Dataset records

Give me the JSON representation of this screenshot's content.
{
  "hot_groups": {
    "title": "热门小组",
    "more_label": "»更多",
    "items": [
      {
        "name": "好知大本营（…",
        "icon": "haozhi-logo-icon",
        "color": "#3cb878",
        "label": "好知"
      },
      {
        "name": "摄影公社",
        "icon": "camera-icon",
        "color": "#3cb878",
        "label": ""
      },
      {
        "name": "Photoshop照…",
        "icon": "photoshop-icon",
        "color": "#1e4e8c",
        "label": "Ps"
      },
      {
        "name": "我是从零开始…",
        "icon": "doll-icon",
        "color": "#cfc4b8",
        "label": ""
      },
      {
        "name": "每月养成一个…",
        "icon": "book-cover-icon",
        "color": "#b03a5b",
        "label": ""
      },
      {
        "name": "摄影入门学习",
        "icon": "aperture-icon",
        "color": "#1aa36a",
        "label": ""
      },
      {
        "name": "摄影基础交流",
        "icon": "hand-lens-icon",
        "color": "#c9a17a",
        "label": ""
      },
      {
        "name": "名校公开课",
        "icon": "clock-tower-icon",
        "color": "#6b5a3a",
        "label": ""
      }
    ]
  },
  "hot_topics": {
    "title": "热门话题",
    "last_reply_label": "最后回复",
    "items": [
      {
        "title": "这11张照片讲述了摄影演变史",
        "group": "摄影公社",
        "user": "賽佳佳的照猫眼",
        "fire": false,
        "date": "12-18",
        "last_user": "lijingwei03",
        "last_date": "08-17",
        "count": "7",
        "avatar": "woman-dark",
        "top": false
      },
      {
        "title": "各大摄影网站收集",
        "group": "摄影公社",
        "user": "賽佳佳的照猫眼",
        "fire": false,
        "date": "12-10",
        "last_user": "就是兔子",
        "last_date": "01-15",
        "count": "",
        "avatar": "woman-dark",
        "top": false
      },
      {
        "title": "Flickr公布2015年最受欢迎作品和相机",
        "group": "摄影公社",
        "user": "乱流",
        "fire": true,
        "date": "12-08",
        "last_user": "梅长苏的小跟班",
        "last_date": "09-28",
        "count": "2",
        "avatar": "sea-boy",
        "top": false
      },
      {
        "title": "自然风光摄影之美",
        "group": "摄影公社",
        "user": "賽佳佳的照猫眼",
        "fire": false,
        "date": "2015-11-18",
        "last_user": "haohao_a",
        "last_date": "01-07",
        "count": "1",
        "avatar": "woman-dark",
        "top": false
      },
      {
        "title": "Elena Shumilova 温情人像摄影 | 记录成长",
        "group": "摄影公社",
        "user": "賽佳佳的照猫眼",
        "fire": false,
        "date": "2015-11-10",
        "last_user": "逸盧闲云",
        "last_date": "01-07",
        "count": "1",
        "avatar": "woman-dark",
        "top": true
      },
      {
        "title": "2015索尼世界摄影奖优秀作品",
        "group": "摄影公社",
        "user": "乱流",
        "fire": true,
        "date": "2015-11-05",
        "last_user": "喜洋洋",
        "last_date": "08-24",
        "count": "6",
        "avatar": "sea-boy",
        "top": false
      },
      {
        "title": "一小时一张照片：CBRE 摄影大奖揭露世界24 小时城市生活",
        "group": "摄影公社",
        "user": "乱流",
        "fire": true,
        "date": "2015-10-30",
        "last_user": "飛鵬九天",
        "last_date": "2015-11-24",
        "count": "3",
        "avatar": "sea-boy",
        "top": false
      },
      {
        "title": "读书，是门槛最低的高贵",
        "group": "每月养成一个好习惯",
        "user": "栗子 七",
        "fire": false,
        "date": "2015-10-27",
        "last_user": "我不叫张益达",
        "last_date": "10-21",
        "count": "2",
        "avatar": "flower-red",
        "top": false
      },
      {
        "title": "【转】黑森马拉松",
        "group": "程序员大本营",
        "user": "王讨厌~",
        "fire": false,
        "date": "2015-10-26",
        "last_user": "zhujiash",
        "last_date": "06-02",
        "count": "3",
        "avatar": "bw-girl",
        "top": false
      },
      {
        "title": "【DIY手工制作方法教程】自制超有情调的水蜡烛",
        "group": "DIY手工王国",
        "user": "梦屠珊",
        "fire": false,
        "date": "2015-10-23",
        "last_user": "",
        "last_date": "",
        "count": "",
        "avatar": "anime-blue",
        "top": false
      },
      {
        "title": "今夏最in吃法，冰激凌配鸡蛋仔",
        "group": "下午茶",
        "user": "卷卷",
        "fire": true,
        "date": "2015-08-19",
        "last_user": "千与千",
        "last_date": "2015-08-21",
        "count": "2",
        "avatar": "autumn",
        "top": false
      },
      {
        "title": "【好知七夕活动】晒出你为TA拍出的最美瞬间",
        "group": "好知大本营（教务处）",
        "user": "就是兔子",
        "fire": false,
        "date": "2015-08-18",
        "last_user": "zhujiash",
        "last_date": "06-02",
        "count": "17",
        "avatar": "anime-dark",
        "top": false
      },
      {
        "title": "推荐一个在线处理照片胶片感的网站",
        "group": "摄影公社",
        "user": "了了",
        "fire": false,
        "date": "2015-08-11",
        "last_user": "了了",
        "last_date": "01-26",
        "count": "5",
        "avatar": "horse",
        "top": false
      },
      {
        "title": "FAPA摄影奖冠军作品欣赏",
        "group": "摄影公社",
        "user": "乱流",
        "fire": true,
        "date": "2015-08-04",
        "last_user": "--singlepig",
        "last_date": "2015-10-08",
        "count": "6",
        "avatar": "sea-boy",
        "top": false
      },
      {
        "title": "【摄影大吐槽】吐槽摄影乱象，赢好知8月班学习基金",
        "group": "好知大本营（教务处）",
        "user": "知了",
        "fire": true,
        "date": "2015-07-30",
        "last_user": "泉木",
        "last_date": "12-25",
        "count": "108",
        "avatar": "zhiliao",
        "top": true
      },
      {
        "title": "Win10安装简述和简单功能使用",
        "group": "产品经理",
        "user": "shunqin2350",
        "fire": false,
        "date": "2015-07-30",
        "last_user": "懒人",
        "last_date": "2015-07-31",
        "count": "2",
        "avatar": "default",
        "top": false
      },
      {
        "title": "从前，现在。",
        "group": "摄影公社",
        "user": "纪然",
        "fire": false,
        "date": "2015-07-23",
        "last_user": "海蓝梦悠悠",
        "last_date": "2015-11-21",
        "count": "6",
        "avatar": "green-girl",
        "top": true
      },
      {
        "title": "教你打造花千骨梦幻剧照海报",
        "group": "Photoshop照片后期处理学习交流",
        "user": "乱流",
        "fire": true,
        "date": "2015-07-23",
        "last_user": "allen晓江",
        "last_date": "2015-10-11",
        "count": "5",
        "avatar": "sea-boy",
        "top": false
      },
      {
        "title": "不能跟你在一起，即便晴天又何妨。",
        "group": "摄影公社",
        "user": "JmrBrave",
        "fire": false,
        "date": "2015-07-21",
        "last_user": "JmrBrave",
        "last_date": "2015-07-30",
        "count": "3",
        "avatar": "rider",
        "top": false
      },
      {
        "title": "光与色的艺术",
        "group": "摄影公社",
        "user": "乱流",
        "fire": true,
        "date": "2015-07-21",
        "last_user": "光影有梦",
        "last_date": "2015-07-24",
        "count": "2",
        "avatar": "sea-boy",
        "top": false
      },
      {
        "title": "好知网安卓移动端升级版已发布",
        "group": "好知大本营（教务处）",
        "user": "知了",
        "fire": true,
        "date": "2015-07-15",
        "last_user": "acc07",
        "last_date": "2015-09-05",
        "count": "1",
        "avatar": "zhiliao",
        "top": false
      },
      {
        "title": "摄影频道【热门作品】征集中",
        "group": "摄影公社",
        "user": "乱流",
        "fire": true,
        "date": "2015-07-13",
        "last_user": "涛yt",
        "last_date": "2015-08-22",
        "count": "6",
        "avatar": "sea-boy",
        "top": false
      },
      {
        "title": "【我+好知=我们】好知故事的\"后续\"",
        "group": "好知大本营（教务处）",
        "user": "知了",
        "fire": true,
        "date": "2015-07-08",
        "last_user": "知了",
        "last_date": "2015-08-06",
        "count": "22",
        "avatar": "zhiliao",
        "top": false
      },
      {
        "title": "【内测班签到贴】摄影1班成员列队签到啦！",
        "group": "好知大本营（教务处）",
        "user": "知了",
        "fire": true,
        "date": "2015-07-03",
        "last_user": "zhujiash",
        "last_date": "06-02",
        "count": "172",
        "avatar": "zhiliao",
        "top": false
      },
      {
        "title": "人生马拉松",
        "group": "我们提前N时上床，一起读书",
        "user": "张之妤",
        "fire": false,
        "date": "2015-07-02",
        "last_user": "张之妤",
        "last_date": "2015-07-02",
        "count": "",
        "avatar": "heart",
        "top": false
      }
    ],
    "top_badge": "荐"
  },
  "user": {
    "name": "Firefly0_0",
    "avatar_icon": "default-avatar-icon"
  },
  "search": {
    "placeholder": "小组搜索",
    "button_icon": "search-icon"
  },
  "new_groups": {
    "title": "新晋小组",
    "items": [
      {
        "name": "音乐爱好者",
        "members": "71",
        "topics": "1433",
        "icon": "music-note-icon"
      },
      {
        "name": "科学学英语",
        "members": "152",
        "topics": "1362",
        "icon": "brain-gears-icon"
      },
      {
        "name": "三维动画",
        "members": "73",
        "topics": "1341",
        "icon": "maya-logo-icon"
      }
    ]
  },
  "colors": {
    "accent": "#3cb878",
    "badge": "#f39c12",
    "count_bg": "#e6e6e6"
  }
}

The request: Within the listing above, copy each line that has the string "default".

Task response:
        "avatar": "default",
    "avatar_icon": "default-avatar-icon"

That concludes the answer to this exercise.